Dataset records:
● ● ● ● ●

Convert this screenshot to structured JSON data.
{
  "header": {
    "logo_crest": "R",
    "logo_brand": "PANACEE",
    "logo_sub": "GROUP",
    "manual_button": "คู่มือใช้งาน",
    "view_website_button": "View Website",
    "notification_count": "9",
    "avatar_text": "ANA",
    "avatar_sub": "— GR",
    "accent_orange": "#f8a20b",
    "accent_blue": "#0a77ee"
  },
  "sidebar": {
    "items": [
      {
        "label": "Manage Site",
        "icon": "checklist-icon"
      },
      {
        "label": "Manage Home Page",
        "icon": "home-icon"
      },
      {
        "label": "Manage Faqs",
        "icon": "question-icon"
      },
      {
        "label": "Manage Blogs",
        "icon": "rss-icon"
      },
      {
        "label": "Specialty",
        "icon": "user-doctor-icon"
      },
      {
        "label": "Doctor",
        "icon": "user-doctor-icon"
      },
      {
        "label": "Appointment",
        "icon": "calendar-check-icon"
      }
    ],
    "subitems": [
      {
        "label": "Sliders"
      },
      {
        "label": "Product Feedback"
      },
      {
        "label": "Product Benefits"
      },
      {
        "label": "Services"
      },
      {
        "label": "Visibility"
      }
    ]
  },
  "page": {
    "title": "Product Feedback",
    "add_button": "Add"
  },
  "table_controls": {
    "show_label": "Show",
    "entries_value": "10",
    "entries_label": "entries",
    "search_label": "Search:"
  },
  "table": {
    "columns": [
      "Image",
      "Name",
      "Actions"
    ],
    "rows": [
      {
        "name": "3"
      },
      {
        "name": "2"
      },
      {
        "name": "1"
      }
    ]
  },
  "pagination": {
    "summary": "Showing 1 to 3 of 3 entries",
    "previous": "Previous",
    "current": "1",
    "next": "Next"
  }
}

● ● ● ● ●

■ **Task goal**: Transcribe each entry precisely, missing none.

■ **Full response**:
Convert this screenshot to structured JSON data.
{
  "header": {
    "logo_crest": "R",
    "logo_brand": "PANACEE",
    "logo_sub": "GROUP",
    "manual_button": "คู่มือใช้งาน",
    "view_website_button": "View Website",
    "notification_count": "9",
    "avatar_text": "ANA",
    "avatar_sub": "— GR",
    "accent_orange": "#f8a20b",
    "accent_blue": "#0a77ee"
  },
  "sidebar": {
    "items": [
      {
        "label": "Manage Site",
        "icon": "checklist-icon"
      },
      {
        "label": "Manage Home Page",
        "icon": "home-icon"
      },
      {
        "label": "Manage Faqs",
        "icon": "question-icon"
      },
      {
        "label": "Manage Blogs",
        "icon": "rss-icon"
      },
      {
        "label": "Specialty",
        "icon": "user-doctor-icon"
      },
      {
        "label": "Doctor",
        "icon": "user-doctor-icon"
      },
      {
        "label": "Appointment",
        "icon": "calendar-check-icon"
      }
    ],
    "subitems": [
      {
        "label": "Sliders"
      },
      {
        "label": "Product Feedback"
      },
      {
        "label": "Product Benefits"
      },
      {
        "label": "Services"
      },
      {
        "label": "Visibility"
      }
    ]
  },
  "page": {
    "title": "Product Feedback",
    "add_button": "Add"
  },
  "table_controls": {
    "show_label": "Show",
    "entries_value": "10",
    "entries_label": "entries",
    "search_label": "Search:"
  },
  "table": {
    "columns": [
      "Image",
      "Name",
      "Actions"
    ],
    "rows": [
      {
        "name": "3"
      },
      {
        "name": "2"
      },
      {
        "name": "1"
      }
    ]
  },
  "pagination": {
    "summary": "Showing 1 to 3 of 3 entries",
    "previous": "Previous",
    "current": "1",
    "next": "Next"
  }
}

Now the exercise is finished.